A block of data
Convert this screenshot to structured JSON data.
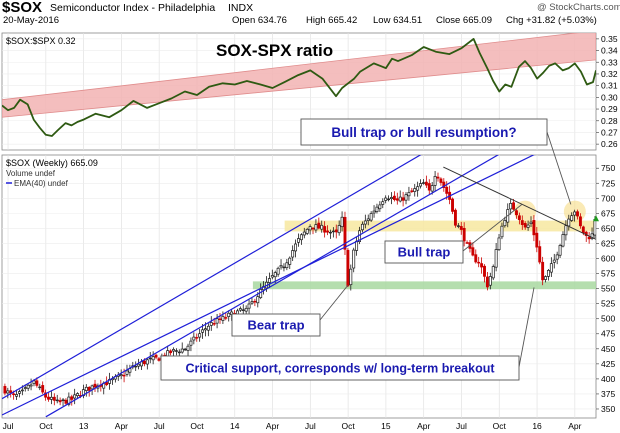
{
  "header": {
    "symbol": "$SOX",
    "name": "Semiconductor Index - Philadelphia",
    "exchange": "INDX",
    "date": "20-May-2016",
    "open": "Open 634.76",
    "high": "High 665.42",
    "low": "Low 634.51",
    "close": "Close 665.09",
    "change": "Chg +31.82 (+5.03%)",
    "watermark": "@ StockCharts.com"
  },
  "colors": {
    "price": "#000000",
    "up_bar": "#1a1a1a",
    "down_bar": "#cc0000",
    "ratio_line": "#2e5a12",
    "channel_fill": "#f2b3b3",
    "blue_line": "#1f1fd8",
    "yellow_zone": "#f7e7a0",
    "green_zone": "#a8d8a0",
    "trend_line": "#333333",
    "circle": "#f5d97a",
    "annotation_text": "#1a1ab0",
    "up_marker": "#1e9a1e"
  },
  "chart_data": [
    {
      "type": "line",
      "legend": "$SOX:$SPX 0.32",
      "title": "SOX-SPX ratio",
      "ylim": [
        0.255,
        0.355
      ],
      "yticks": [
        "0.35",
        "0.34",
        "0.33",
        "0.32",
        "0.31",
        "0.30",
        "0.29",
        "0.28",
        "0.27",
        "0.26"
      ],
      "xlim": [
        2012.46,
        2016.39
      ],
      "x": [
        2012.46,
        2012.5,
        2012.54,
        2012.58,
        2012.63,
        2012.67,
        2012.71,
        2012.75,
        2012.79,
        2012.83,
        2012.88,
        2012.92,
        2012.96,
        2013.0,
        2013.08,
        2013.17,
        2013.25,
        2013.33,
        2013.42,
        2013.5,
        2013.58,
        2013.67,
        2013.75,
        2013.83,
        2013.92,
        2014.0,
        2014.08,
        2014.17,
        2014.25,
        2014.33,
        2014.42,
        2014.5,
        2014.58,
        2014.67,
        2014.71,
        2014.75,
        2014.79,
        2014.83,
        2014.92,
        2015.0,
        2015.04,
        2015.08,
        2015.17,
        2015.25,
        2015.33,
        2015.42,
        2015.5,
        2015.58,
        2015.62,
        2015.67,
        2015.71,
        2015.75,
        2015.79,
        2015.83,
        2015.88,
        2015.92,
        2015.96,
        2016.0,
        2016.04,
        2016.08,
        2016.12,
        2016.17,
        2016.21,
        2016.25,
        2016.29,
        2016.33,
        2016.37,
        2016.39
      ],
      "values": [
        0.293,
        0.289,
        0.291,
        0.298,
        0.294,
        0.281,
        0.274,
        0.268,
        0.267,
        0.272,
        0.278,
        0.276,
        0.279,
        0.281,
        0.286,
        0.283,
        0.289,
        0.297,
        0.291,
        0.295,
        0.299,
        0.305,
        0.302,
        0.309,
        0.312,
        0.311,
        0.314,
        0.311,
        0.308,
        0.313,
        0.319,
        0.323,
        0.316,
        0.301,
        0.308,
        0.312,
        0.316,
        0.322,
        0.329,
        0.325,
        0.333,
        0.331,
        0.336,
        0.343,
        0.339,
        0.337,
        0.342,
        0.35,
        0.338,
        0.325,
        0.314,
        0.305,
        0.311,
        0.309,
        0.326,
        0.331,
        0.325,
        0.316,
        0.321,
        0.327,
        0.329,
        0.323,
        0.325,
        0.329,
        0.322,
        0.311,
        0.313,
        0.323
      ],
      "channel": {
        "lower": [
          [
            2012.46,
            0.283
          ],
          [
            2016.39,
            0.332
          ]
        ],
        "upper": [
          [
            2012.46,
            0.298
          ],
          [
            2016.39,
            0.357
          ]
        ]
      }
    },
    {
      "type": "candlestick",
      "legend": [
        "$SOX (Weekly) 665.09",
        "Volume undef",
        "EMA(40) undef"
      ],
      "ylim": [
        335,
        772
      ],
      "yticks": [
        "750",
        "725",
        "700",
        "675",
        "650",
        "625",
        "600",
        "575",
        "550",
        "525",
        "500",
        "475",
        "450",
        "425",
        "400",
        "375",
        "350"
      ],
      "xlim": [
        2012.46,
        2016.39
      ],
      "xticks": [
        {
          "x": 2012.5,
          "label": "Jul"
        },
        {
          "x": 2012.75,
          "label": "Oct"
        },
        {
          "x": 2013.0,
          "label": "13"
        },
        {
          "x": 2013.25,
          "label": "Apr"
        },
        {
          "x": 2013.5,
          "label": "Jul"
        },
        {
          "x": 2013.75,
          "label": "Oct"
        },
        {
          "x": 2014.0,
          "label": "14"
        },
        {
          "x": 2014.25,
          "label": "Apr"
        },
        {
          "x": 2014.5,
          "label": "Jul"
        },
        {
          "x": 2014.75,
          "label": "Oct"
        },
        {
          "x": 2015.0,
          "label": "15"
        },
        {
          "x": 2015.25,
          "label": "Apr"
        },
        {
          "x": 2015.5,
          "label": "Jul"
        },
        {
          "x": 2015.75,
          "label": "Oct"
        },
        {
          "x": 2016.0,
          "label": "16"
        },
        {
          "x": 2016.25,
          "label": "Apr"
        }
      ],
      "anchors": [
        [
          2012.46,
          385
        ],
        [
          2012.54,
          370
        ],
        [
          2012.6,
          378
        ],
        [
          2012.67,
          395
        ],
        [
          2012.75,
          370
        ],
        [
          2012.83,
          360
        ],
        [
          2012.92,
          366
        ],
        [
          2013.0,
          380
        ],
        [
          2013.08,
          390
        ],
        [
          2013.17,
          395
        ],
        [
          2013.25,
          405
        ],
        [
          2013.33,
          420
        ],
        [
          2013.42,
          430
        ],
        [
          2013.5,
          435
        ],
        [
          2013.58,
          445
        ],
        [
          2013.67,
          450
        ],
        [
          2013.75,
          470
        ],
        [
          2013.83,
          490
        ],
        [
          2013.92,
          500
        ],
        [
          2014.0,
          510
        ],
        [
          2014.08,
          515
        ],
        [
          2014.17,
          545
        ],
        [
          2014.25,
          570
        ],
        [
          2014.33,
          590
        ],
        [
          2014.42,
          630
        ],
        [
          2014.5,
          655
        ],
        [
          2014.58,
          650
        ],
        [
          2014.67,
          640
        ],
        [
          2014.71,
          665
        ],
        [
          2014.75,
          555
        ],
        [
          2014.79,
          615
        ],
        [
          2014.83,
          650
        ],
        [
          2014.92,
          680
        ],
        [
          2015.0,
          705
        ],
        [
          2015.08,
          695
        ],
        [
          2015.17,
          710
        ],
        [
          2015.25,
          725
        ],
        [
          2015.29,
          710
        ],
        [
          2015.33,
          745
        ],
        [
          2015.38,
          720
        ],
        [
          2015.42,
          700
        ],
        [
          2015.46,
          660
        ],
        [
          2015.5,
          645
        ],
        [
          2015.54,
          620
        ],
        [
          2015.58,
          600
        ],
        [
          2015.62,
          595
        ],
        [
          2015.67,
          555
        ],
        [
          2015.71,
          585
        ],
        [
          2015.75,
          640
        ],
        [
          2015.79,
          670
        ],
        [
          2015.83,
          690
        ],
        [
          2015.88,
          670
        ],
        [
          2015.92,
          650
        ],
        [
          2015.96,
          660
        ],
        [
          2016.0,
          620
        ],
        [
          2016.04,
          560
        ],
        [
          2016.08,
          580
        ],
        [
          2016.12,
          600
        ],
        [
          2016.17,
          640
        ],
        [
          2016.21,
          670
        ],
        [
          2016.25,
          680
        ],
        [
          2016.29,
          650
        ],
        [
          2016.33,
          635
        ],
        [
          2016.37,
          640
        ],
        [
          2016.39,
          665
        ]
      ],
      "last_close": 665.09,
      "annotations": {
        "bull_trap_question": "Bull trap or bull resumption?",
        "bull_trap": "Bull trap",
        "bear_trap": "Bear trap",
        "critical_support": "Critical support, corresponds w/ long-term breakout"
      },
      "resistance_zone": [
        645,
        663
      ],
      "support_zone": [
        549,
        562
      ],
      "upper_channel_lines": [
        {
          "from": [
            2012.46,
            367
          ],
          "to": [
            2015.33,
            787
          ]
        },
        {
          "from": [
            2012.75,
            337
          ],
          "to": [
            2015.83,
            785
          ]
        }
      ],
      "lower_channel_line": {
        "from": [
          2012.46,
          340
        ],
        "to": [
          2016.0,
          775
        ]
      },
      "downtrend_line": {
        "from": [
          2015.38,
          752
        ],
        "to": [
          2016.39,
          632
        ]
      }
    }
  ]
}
--
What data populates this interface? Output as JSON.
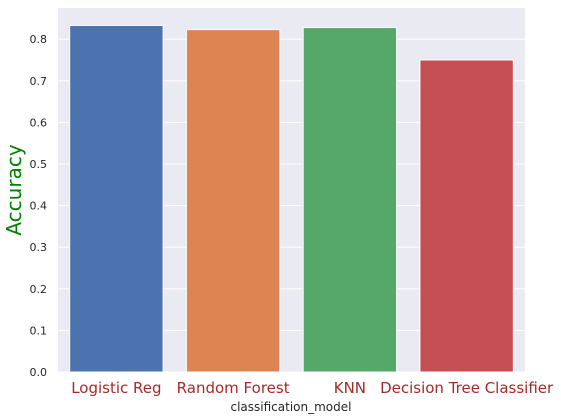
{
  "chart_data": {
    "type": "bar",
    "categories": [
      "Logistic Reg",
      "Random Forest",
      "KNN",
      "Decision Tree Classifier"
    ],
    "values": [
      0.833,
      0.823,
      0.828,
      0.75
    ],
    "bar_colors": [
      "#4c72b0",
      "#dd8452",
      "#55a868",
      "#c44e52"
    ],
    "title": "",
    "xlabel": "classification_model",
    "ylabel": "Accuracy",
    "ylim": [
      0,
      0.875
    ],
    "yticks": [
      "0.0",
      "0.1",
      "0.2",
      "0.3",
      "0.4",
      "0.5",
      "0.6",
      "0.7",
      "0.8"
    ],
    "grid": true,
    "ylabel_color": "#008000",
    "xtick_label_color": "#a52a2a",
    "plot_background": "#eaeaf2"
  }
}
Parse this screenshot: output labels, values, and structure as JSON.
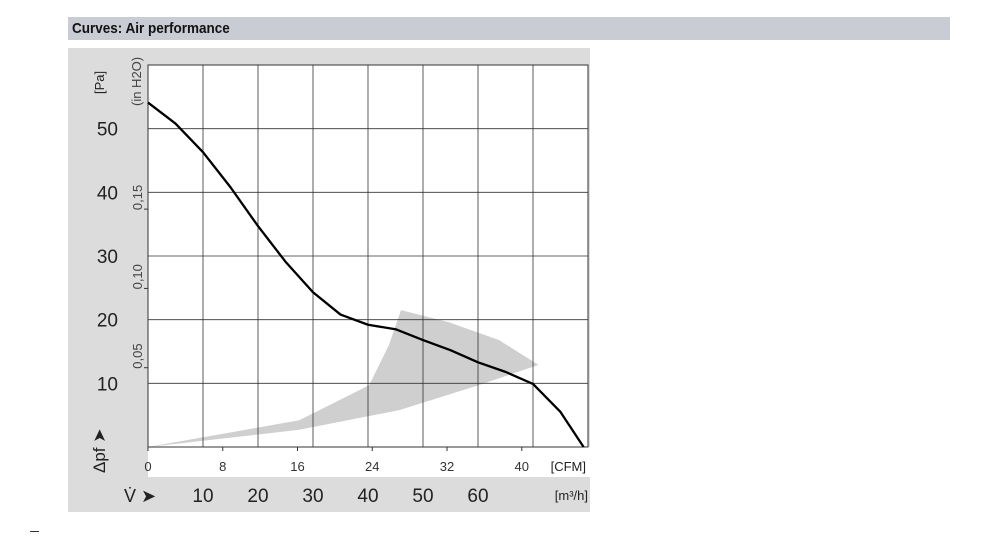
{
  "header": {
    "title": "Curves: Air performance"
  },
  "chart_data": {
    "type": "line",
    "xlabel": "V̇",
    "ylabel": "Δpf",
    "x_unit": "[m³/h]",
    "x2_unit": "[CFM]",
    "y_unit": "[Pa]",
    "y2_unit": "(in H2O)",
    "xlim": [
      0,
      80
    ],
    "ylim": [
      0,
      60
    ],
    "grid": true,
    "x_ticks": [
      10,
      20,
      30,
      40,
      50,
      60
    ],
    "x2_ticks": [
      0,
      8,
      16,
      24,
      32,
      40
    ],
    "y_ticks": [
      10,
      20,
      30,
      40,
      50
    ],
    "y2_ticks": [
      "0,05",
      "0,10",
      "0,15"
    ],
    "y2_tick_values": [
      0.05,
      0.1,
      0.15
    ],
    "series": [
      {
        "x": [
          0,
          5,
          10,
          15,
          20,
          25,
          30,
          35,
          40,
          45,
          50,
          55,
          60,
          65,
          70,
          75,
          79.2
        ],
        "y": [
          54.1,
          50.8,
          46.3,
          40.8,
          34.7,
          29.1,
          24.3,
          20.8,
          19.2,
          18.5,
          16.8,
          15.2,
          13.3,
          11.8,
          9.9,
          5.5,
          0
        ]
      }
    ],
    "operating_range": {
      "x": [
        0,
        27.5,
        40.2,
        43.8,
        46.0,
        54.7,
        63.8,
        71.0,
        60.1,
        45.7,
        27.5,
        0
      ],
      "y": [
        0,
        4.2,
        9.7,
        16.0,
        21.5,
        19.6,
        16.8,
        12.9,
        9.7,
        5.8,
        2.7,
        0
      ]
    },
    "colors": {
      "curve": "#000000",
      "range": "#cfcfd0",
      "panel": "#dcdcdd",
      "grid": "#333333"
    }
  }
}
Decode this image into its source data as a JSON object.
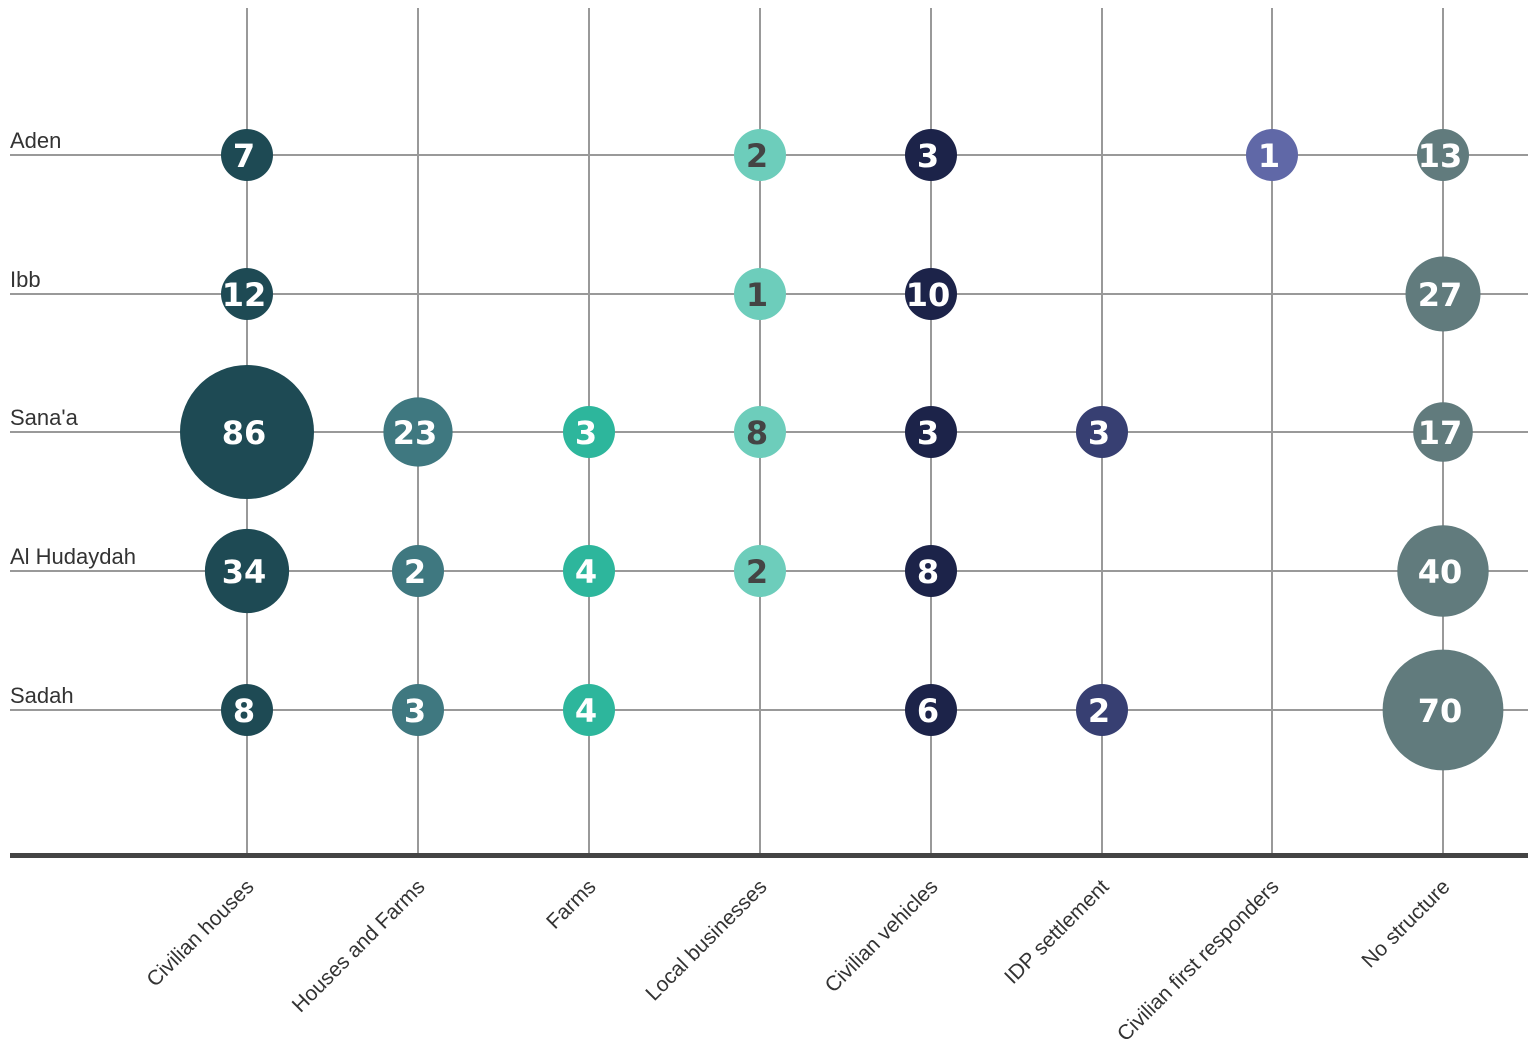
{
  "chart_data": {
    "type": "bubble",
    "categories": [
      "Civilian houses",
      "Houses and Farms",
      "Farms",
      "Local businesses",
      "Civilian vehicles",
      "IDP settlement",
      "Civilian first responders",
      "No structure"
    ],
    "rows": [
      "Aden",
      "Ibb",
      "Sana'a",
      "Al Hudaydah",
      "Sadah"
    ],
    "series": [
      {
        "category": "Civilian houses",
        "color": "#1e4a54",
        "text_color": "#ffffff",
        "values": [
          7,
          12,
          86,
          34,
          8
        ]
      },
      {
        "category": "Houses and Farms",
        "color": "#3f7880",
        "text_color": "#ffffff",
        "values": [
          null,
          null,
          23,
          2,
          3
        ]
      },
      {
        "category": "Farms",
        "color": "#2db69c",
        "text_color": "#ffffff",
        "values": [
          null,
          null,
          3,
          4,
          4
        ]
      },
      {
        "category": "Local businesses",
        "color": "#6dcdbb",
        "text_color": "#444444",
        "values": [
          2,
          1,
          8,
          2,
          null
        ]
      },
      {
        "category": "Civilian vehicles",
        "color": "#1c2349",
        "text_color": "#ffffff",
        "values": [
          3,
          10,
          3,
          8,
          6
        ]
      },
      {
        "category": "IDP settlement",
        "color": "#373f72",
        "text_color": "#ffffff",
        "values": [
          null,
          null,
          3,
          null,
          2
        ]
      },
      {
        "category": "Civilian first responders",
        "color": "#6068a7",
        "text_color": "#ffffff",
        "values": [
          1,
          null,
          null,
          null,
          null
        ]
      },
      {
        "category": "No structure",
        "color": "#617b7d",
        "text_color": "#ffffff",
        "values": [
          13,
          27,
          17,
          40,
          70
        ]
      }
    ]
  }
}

EXERCISE PROMPT: Find every line containing the word "settlement", then give the total and nothing more.

WRITTEN RESPONSE: 2